-- Aim --
Emit the data below verbatim, stripping out any pictures.

-- Data records --
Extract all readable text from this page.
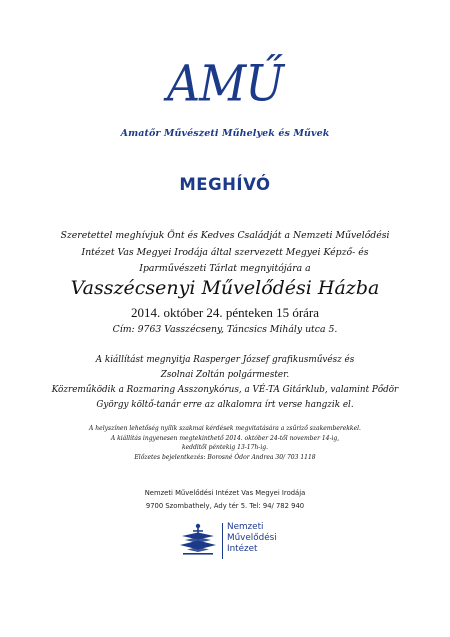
AMŰ
Amatőr Művészeti Műhelyek és Művek
MEGHÍVÓ
Szeretettel meghívjuk Önt és Kedves Családját a Nemzeti Művelődési
Intézet Vas Megyei Irodája által szervezett Megyei Képző- és
Iparművészeti Tárlat megnyitójára a
Vasszécsenyi Művelődési Házba
2014. október 24. pénteken 15 órára
Cím: 9763 Vasszécseny, Táncsics Mihály utca 5.
A kiállítást megnyitja Rasperger József grafikusművész és
Zsolnai Zoltán polgármester.
Közreműködik a Rozmaring Asszonykórus, a VÉ-TA Gitárklub, valamint Pődör
György költő-tanár erre az alkalomra írt verse hangzik el.
A helyszínen lehetőség nyílik szakmai kérdések megvitatására a zsűriző szakemberekkel.
A kiállítás ingyenesen megtekinthető 2014. október 24-től november 14-ig,
kedditől péntekig 13-17h-ig.
Előzetes bejelentkezés: Borosné Ódor Andrea 30/ 703 1118
Nemzeti Művelődési Intézet Vas Megyei Irodája
9700 Szombathely, Ady tér 5. Tel: 94/ 782 940
Nemzeti
Művelődési
Intézet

-- Answer to the exercise --
Extract all readable text from this page.
AMŰ
Amatőr Művészeti Műhelyek és Művek
MEGHÍVÓ
Szeretettel meghívjuk Önt és Kedves Családját a Nemzeti Művelődési
Intézet Vas Megyei Irodája által szervezett Megyei Képző- és
Iparművészeti Tárlat megnyitójára a
Vasszécsenyi Művelődési Házba
2014. október 24. pénteken 15 órára
Cím: 9763 Vasszécseny, Táncsics Mihály utca 5.
A kiállítást megnyitja Rasperger József grafikusművész és
Zsolnai Zoltán polgármester.
Közreműködik a Rozmaring Asszonykórus, a VÉ-TA Gitárklub, valamint Pődör
György költő-tanár erre az alkalomra írt verse hangzik el.
A helyszínen lehetőség nyílik szakmai kérdések megvitatására a zsűriző szakemberekkel.
A kiállítás ingyenesen megtekinthető 2014. október 24-től november 14-ig,
kedditől péntekig 13-17h-ig.
Előzetes bejelentkezés: Borosné Ódor Andrea 30/ 703 1118
Nemzeti Művelődési Intézet Vas Megyei Irodája
9700 Szombathely, Ady tér 5. Tel: 94/ 782 940
Nemzeti
Művelődési
Intézet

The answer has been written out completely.